▶ [Your objective] Translate into Spanish this sentence from the text about Hal Linden's stage career: "I auditioned originally for Larry Blyden’s parts in The Apple Tree, but he got it, obviously."

▶ [Text shown]
########
Young Hal Linden, circa the late 1950s.

Linden's understudy and standby credits throughout the late 1950s and '60s were numerous: Bells Are Ringing, Subways Are for Sleeping, Illya Darling and On a Clear Day ... to name but a few. In addition, he suffered the trials and tribulations of roles in Broadway shows that either folded after a brief time (Something More and The Education of Hyman Kaplan), or closed out of town, like Love Match and Strip for Action. Once, when he was again hired to replace an actor well into a show’s run, he discovered a new and different catch:

"I auditioned originally for Larry Blyden’s parts in The Apple Tree, but he got it, obviously. A year later, they contacted me. 'Would I take over for Larry?' I was thrilled, of course, but they knew that when they replaced Larry with me the standby would quit. So the deal was take over for Larry, but also cover Alan Alda. I was finally going to have my own part on Broadway and they still wanted me to be the goddamn understudy!

Now I said, 'I’ll do it, but I want Larry’s billing.' The three of them [Alda, Blyden and Barbara Harris] all had alternating billing over the title. So as far as I know, at that time, I was the only understudy ever with star billing over the title. I should be in The Guinness Book of World Records."

But not only did The Rothschilds win him the Best Actor in a Musical Tony, it was responsible for his landing the title role in the now classic, Emmy Award winning sitcom, Barney Miller. It was a role written by the show's creator, Danny Arnold, with Linden specifically in mind, though that was something of which he had no forewarning, as he recalled when he told me the story:

Hal Linden as Mayer Rothschild in The Rothschilds (1970).
########
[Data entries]
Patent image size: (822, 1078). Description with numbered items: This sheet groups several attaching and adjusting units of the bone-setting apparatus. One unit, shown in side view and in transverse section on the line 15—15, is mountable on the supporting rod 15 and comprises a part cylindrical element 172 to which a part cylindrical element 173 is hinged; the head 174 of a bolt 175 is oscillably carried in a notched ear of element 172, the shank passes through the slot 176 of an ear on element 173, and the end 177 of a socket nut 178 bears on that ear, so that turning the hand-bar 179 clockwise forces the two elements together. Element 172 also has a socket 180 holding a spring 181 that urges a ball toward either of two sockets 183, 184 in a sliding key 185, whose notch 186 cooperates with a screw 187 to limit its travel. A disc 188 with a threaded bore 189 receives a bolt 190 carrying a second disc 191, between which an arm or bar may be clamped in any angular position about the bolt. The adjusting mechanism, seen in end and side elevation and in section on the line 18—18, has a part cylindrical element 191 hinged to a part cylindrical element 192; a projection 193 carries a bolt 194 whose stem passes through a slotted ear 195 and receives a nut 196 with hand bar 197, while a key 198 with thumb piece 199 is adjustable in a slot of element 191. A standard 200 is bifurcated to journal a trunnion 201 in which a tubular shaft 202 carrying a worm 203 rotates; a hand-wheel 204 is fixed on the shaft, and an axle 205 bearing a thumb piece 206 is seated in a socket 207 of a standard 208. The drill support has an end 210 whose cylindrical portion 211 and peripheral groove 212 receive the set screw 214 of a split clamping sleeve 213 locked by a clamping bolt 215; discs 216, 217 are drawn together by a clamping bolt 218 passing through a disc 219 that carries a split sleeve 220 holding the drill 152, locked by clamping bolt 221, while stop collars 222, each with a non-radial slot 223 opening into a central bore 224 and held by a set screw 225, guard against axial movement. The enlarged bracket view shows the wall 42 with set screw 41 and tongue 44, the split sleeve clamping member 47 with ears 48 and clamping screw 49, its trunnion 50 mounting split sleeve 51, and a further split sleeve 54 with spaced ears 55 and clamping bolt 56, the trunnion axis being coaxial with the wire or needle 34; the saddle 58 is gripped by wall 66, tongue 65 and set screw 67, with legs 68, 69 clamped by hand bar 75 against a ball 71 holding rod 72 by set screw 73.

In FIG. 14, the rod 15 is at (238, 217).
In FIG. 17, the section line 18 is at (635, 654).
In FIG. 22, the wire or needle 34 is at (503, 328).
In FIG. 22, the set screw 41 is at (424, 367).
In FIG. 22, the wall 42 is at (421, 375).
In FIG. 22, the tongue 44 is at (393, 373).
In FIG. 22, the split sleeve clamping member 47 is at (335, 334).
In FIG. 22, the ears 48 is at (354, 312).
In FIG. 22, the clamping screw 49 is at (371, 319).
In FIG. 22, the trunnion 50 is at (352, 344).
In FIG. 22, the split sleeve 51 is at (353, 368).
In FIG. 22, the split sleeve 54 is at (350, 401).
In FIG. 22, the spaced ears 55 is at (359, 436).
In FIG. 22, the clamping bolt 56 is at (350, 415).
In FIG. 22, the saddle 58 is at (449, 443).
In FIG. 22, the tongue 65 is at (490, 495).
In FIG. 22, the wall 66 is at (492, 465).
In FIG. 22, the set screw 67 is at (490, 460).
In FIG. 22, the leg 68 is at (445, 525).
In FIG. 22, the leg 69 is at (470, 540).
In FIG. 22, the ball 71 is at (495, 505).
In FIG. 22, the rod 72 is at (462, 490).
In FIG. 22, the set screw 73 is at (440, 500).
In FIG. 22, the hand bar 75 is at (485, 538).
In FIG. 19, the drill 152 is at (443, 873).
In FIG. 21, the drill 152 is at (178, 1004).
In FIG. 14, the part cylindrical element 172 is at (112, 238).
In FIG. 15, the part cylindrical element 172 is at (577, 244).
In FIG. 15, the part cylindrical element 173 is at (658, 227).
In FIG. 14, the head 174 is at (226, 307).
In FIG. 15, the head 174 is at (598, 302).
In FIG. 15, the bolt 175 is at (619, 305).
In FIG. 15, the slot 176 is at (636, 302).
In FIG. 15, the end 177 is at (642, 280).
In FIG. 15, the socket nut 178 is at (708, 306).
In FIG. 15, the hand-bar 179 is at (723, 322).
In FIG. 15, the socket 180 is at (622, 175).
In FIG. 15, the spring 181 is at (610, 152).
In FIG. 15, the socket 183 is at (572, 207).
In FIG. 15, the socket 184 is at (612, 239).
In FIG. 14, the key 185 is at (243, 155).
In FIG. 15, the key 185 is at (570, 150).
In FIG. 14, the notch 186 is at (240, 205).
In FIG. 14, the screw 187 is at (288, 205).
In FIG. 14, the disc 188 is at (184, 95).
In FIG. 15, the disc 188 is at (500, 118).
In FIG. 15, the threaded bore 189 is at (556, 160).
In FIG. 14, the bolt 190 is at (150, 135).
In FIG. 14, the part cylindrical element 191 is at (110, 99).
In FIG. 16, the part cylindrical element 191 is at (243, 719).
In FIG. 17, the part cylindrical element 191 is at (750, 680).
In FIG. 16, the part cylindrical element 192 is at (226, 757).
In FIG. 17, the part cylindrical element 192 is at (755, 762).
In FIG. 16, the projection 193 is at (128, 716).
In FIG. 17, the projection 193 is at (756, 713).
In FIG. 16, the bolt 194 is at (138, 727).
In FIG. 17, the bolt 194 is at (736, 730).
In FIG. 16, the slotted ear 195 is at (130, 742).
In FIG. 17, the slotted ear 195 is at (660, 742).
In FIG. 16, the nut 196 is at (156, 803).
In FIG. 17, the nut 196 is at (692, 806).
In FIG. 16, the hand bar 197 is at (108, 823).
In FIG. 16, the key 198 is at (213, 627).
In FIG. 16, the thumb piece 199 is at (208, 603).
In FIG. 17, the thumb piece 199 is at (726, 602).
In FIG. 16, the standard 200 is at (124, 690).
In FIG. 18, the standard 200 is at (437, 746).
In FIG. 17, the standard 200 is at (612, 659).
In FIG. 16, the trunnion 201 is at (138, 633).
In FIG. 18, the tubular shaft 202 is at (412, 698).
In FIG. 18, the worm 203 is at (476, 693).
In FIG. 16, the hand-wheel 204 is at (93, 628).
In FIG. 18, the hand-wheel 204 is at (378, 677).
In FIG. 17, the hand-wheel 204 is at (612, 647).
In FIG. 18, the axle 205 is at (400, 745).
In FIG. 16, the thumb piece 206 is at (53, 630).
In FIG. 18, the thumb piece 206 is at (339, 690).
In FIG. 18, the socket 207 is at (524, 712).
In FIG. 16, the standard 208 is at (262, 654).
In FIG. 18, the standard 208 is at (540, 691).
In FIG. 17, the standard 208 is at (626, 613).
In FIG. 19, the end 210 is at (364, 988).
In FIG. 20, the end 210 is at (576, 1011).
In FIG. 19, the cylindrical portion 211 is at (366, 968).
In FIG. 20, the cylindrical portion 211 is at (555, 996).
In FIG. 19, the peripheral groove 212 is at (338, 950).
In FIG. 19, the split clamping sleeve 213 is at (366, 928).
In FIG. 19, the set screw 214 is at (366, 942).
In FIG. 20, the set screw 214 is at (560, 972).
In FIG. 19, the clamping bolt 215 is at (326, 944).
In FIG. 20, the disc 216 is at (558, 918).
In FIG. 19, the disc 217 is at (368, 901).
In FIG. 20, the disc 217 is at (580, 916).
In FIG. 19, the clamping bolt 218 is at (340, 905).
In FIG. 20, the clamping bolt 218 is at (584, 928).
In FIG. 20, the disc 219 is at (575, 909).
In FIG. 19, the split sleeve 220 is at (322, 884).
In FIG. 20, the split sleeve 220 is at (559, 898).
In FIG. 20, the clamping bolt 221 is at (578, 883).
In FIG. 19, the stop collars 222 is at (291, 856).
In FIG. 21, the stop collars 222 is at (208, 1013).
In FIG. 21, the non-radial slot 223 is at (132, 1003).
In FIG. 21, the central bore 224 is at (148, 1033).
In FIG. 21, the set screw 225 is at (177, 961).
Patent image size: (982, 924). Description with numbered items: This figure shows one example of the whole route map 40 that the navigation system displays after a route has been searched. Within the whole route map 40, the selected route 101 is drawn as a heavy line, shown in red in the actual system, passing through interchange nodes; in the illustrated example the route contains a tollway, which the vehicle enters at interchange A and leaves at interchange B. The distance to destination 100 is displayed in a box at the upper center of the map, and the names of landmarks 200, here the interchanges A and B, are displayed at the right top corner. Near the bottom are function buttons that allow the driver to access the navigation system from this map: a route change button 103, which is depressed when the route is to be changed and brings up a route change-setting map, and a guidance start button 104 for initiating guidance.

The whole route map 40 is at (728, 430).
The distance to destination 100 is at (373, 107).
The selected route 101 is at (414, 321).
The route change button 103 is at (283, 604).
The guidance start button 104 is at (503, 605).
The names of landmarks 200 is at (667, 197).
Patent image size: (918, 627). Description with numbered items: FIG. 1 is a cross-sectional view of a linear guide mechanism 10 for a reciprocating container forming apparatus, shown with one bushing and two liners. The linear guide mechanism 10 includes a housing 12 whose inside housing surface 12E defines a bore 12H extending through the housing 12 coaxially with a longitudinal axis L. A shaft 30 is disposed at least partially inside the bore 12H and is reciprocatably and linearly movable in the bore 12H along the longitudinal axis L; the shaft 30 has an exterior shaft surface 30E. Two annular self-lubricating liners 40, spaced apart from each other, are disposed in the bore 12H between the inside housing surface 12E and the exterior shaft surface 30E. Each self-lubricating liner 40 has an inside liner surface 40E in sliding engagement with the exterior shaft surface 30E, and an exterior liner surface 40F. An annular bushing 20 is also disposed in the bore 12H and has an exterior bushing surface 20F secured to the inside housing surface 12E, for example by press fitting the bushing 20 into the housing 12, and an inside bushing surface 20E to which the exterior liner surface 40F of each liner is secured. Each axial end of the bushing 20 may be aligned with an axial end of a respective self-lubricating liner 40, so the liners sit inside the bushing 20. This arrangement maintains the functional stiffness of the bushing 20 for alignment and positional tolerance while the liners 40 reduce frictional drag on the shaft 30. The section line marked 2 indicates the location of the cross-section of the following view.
########
▶ [Exercise output] Originalmente hice una audición para los papeles de Larry Blyden en The Apple Tree, pero él se los quedó, obviamente.